# What the exercise asks:
Select lines where the word "text" appears.

# Raw data:
•••••

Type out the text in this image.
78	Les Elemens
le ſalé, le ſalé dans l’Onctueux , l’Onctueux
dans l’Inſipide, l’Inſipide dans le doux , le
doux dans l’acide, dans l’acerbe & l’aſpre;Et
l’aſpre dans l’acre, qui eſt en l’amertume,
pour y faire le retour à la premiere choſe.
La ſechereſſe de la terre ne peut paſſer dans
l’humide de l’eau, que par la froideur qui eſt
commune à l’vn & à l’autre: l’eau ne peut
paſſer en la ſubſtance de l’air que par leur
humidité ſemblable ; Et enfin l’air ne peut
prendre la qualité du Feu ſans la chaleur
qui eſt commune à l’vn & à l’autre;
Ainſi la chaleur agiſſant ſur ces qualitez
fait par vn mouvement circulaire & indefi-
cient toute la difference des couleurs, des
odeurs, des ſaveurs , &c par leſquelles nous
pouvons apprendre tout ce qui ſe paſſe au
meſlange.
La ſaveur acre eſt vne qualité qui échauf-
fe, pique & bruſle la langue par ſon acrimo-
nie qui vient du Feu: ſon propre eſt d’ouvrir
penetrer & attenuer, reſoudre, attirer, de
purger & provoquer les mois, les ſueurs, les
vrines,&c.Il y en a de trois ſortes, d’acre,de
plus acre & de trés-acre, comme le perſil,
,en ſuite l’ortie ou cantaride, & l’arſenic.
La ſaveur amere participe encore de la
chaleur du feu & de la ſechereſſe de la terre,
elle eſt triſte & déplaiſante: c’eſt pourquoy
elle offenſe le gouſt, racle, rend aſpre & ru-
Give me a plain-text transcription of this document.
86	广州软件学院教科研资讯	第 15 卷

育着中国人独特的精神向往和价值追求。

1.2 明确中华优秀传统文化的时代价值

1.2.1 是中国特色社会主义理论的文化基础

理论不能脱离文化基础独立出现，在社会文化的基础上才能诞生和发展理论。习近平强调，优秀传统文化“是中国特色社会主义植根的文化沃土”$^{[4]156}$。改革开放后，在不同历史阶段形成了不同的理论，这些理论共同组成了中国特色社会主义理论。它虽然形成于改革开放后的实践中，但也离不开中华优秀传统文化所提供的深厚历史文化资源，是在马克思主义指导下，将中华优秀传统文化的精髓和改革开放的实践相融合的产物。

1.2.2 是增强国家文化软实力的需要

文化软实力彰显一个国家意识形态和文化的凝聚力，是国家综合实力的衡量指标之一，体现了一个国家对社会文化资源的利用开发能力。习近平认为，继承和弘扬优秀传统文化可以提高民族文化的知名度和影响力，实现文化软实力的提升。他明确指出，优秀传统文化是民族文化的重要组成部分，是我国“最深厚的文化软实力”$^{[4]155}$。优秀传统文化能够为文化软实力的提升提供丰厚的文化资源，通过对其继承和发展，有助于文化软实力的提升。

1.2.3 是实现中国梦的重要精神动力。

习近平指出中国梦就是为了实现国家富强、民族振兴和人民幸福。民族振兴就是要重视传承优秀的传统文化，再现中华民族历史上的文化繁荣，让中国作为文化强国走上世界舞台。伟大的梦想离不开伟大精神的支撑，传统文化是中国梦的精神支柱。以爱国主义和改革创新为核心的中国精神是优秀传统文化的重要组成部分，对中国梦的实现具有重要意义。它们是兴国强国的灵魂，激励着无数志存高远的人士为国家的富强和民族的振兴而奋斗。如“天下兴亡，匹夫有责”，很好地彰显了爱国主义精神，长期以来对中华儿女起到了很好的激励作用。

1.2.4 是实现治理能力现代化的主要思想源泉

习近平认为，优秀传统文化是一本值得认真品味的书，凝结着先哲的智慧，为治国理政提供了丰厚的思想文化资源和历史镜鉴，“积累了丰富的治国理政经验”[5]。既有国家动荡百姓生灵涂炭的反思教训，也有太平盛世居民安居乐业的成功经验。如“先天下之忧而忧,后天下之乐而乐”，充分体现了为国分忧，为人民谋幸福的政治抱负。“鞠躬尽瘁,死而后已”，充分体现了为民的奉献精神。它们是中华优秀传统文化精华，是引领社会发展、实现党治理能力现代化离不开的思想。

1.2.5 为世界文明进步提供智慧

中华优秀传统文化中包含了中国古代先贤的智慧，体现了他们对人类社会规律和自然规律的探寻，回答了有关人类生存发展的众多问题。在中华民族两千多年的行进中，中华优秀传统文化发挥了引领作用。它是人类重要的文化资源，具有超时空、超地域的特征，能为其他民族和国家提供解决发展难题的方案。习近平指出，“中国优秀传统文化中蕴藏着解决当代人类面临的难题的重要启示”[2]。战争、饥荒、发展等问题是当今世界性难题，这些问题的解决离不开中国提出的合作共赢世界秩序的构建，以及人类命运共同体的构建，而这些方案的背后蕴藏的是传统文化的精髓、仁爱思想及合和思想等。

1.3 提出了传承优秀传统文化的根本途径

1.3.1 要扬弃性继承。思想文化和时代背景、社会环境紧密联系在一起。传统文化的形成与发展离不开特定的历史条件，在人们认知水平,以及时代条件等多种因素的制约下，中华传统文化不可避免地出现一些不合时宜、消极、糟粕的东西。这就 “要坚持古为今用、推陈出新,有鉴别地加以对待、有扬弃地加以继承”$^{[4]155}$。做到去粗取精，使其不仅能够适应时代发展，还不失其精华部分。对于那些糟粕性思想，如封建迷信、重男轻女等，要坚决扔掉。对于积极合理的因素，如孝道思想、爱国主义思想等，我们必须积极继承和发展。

•••••

# Solution to this exercise:
Type out the text in this image.
Give me a plain-text transcription of this document.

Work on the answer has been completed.